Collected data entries
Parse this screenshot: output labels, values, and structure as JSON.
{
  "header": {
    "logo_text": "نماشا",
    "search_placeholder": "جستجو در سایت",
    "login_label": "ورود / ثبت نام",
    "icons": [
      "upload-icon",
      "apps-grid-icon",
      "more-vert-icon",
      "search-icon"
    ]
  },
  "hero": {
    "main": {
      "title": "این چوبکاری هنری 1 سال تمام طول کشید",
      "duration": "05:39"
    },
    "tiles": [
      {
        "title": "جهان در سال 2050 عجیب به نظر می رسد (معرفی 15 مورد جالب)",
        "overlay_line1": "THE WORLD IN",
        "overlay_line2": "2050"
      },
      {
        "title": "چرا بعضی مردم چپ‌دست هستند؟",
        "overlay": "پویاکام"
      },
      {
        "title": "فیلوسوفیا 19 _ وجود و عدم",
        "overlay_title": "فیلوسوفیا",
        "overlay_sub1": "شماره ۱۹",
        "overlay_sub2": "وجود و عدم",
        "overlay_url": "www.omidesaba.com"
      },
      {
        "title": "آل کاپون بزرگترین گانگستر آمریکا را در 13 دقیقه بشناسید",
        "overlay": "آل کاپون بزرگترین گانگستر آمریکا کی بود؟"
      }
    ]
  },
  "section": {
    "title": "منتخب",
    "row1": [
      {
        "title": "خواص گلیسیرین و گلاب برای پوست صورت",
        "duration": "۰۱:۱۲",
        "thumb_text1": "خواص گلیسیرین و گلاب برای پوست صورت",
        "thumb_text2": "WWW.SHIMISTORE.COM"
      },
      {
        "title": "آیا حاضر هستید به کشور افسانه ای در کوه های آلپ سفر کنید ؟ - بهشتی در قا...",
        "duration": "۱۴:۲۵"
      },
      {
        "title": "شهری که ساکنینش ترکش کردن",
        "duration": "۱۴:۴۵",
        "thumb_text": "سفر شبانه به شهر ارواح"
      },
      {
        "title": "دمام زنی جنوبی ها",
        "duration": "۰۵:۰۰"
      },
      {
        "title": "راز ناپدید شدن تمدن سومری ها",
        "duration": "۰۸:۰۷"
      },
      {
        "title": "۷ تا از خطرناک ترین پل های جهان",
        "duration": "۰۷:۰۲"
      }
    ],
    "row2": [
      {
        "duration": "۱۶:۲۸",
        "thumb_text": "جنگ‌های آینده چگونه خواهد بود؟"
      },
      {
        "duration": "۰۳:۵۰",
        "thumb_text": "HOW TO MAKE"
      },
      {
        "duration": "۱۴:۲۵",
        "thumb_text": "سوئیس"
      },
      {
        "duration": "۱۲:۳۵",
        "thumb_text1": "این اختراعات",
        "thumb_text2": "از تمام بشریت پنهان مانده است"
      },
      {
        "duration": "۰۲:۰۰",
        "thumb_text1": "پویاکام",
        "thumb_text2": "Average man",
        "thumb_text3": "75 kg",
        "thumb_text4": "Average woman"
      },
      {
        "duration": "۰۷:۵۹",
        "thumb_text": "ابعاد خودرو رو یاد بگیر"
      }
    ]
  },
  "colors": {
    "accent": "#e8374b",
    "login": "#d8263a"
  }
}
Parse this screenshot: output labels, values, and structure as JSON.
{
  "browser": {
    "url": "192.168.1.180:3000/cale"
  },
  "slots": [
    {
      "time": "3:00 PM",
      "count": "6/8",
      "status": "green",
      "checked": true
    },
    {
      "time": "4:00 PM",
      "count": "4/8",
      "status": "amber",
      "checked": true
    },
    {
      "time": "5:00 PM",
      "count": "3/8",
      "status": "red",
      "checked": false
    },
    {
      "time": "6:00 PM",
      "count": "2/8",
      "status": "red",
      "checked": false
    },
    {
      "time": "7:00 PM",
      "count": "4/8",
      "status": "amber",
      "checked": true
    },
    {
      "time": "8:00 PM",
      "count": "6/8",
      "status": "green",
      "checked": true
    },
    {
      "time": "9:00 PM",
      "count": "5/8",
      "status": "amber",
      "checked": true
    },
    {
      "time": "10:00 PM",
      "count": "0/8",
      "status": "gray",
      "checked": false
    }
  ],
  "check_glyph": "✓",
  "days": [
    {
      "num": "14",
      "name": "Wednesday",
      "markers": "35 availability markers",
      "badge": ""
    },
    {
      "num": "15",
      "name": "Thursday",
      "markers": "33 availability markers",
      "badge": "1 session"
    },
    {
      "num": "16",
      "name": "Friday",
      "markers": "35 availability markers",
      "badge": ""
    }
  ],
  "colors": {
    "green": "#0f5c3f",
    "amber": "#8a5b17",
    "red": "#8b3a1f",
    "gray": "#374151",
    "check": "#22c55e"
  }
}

**Problem statement:** Copy all lines of the material above where the string "صورت" occurs.

**Final result:**
        "title": "خواص گلیسیرین و گلاب برای پوست صورت",
        "thumb_text1": "خواص گلیسیرین و گلاب برای پوست صورت",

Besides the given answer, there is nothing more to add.